● **Exercise instructions**
Drop the pictures from the entries below, then reproduce the rest exactly.
-------- Records to use
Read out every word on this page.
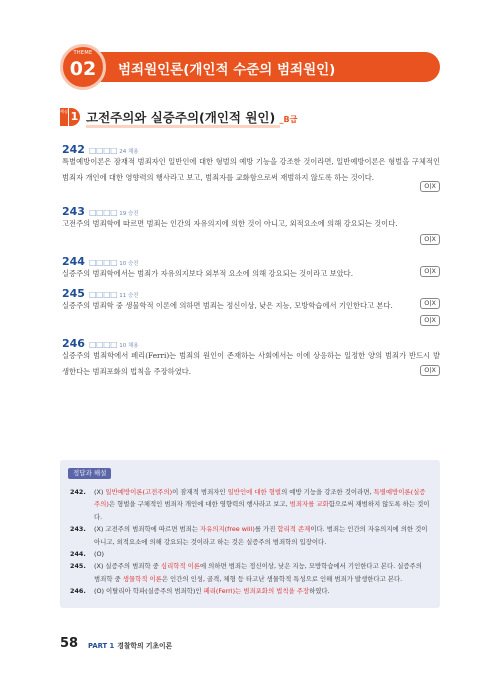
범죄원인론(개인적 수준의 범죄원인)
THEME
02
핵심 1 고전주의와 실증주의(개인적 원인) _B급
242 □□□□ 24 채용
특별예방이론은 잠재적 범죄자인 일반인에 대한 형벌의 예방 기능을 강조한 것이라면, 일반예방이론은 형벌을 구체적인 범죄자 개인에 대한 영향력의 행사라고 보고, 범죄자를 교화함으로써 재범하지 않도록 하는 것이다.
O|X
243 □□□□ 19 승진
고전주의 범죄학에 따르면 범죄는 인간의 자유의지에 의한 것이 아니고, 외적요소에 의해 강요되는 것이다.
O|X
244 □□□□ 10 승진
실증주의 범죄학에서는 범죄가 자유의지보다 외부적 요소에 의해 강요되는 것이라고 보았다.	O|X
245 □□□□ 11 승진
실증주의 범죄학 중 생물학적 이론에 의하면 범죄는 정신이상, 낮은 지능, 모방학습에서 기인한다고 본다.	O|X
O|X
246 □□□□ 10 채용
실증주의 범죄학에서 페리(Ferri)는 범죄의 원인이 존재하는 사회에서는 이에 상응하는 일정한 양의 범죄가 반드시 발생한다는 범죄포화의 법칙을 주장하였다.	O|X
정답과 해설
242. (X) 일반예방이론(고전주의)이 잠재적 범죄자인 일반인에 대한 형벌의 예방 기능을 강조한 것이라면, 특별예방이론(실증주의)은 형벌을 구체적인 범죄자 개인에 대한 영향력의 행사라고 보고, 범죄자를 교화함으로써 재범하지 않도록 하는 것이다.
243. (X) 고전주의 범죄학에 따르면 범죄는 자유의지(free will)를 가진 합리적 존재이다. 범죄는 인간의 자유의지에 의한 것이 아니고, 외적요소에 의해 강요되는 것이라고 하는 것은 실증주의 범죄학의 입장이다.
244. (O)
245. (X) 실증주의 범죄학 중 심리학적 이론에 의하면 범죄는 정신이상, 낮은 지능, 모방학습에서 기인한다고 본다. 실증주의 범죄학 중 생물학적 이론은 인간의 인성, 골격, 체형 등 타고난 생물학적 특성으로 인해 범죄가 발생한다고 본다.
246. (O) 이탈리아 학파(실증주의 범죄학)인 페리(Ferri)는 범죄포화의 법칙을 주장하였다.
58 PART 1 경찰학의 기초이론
----------------
● **Solution for this problem**
Read out every word on this page.
범죄원인론(개인적 수준의 범죄원인)
THEME
02
핵심 1 고전주의와 실증주의(개인적 원인) _B급
242 □□□□ 24 채용
특별예방이론은 잠재적 범죄자인 일반인에 대한 형벌의 예방 기능을 강조한 것이라면, 일반예방이론은 형벌을 구체적인 범죄자 개인에 대한 영향력의 행사라고 보고, 범죄자를 교화함으로써 재범하지 않도록 하는 것이다.
O|X
243 □□□□ 19 승진
고전주의 범죄학에 따르면 범죄는 인간의 자유의지에 의한 것이 아니고, 외적요소에 의해 강요되는 것이다.
O|X
244 □□□□ 10 승진
실증주의 범죄학에서는 범죄가 자유의지보다 외부적 요소에 의해 강요되는 것이라고 보았다.	O|X
245 □□□□ 11 승진
실증주의 범죄학 중 생물학적 이론에 의하면 범죄는 정신이상, 낮은 지능, 모방학습에서 기인한다고 본다.	O|X
O|X
246 □□□□ 10 채용
실증주의 범죄학에서 페리(Ferri)는 범죄의 원인이 존재하는 사회에서는 이에 상응하는 일정한 양의 범죄가 반드시 발생한다는 범죄포화의 법칙을 주장하였다.	O|X
정답과 해설
242. (X) 일반예방이론(고전주의)이 잠재적 범죄자인 일반인에 대한 형벌의 예방 기능을 강조한 것이라면, 특별예방이론(실증주의)은 형벌을 구체적인 범죄자 개인에 대한 영향력의 행사라고 보고, 범죄자를 교화함으로써 재범하지 않도록 하는 것이다.
243. (X) 고전주의 범죄학에 따르면 범죄는 자유의지(free will)를 가진 합리적 존재이다. 범죄는 인간의 자유의지에 의한 것이 아니고, 외적요소에 의해 강요되는 것이라고 하는 것은 실증주의 범죄학의 입장이다.
244. (O)
245. (X) 실증주의 범죄학 중 심리학적 이론에 의하면 범죄는 정신이상, 낮은 지능, 모방학습에서 기인한다고 본다. 실증주의 범죄학 중 생물학적 이론은 인간의 인성, 골격, 체형 등 타고난 생물학적 특성으로 인해 범죄가 발생한다고 본다.
246. (O) 이탈리아 학파(실증주의 범죄학)인 페리(Ferri)는 범죄포화의 법칙을 주장하였다.
58 PART 1 경찰학의 기초이론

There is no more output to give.